◆ **Goal**
Please find all lines in the data that hold the string "structured" and copy them.

◆ **Extracted data**
****************
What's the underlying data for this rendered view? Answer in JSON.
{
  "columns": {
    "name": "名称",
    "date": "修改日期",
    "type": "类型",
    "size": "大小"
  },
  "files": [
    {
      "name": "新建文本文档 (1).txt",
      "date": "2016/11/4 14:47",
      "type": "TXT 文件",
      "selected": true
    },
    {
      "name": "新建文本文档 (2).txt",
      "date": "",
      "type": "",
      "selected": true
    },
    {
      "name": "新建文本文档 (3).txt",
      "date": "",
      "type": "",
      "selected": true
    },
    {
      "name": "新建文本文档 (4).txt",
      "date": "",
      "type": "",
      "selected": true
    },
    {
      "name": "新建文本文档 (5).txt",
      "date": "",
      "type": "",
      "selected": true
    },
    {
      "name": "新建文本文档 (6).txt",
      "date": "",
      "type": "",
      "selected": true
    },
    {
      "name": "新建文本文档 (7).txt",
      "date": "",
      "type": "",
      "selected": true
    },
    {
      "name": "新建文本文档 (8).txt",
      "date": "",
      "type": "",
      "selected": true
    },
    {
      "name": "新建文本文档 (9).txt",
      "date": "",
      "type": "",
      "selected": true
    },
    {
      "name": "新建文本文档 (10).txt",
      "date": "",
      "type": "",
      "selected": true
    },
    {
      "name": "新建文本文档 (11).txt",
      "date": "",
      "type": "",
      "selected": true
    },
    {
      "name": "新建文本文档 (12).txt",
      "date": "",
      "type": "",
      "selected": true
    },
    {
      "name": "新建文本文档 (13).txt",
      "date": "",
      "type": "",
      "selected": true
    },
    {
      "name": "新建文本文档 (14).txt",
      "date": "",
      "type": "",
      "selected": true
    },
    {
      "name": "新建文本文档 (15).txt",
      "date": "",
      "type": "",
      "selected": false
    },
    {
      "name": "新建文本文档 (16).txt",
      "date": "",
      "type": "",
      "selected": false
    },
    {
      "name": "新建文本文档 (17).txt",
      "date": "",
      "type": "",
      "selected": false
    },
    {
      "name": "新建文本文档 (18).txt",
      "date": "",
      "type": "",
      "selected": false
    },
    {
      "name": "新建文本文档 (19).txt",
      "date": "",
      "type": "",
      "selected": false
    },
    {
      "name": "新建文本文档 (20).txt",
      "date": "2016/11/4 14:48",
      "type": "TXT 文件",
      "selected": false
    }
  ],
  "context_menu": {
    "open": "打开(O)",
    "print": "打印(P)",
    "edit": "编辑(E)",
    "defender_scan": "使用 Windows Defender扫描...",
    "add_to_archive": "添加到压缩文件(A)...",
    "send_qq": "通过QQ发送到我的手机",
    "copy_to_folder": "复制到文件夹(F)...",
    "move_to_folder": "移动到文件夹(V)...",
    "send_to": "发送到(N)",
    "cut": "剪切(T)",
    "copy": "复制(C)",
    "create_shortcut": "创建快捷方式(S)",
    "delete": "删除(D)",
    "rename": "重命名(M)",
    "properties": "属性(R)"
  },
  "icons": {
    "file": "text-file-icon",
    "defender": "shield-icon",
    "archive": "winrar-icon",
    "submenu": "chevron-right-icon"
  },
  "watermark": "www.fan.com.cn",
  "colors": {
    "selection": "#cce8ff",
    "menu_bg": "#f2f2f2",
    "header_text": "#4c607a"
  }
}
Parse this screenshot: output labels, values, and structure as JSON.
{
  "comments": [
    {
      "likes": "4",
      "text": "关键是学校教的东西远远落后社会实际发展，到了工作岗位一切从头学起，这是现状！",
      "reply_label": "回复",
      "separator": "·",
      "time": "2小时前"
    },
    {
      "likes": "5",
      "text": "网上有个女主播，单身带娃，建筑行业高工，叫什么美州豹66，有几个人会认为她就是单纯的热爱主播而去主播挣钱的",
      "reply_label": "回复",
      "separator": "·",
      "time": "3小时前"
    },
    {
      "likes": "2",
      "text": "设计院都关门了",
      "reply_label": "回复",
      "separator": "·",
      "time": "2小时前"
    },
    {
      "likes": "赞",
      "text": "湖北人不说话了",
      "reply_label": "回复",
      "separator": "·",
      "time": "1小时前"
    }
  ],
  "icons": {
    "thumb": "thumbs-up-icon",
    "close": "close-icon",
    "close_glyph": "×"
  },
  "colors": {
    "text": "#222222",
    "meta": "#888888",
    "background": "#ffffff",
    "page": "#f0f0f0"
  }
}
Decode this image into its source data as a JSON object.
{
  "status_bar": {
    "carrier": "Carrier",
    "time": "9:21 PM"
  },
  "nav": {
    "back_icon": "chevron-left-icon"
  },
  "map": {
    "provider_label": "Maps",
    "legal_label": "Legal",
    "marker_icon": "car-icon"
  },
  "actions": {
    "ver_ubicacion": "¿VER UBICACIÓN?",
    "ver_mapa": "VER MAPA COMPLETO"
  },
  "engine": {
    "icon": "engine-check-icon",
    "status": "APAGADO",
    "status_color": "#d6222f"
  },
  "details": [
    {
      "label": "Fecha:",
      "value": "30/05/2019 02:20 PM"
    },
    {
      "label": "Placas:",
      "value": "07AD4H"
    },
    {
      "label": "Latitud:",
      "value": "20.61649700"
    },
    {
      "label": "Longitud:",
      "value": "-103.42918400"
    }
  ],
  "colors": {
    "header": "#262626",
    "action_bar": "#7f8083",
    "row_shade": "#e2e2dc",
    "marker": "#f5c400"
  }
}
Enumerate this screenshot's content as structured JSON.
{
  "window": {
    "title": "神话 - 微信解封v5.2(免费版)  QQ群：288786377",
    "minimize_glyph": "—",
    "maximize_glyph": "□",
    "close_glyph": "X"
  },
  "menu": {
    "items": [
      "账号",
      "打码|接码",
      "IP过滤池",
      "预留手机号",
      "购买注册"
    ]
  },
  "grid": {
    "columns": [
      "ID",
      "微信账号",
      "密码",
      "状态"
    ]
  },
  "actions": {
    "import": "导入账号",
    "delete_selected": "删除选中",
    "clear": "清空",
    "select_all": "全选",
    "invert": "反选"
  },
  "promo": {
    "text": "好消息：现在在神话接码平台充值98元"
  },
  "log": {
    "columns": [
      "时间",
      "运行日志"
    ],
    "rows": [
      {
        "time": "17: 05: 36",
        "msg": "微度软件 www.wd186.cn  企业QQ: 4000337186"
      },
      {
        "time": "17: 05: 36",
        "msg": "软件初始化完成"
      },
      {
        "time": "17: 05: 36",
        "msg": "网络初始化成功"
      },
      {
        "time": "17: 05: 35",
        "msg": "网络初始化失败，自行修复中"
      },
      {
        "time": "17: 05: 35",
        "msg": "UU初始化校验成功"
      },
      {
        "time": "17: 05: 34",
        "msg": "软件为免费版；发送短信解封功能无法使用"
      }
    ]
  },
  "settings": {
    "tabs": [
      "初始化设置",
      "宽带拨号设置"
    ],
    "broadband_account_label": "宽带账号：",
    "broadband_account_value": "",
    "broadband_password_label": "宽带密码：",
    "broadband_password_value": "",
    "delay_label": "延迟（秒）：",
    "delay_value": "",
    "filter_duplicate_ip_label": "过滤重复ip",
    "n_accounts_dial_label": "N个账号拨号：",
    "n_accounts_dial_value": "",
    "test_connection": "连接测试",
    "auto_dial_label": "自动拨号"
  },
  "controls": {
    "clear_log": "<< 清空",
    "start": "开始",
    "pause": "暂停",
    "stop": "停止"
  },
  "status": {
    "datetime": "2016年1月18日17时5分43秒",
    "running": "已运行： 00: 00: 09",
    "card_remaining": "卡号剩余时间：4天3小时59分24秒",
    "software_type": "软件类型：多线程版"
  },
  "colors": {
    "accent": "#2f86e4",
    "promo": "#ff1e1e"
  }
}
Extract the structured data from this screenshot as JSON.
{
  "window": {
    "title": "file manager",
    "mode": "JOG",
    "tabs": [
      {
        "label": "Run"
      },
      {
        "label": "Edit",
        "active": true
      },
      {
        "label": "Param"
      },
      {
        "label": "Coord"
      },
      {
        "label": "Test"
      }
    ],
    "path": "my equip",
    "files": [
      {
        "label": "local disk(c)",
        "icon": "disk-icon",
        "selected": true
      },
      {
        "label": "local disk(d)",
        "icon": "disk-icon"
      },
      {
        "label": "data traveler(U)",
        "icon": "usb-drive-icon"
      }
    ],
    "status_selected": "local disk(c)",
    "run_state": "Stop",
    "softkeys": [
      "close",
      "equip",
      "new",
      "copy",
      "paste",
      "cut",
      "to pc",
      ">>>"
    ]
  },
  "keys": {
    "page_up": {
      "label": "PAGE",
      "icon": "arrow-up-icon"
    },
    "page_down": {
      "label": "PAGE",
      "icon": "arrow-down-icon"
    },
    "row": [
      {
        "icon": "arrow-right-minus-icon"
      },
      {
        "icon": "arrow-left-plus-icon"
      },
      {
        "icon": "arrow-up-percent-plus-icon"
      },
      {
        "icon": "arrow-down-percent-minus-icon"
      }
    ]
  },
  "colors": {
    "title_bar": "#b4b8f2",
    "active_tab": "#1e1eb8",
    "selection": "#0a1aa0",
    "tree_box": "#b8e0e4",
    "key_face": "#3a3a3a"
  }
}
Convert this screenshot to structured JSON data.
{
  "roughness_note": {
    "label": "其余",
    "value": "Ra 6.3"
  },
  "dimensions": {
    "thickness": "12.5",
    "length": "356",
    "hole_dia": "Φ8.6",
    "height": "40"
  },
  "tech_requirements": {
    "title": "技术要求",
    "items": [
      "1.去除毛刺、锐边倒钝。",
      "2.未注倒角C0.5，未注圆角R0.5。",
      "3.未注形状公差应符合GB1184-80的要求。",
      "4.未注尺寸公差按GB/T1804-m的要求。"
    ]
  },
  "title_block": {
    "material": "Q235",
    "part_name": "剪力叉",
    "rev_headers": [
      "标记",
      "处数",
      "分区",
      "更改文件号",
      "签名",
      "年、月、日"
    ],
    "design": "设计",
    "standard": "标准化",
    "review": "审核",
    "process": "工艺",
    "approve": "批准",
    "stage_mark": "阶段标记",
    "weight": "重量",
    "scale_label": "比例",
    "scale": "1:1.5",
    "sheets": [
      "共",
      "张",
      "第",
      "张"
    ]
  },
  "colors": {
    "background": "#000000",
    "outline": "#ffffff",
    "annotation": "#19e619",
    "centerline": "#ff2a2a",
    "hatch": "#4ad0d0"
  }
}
****************
◆ **Reply to the task**
Enumerate this screenshot's content as structured JSON.
Extract the structured data from this screenshot as JSON.
Convert this screenshot to structured JSON data.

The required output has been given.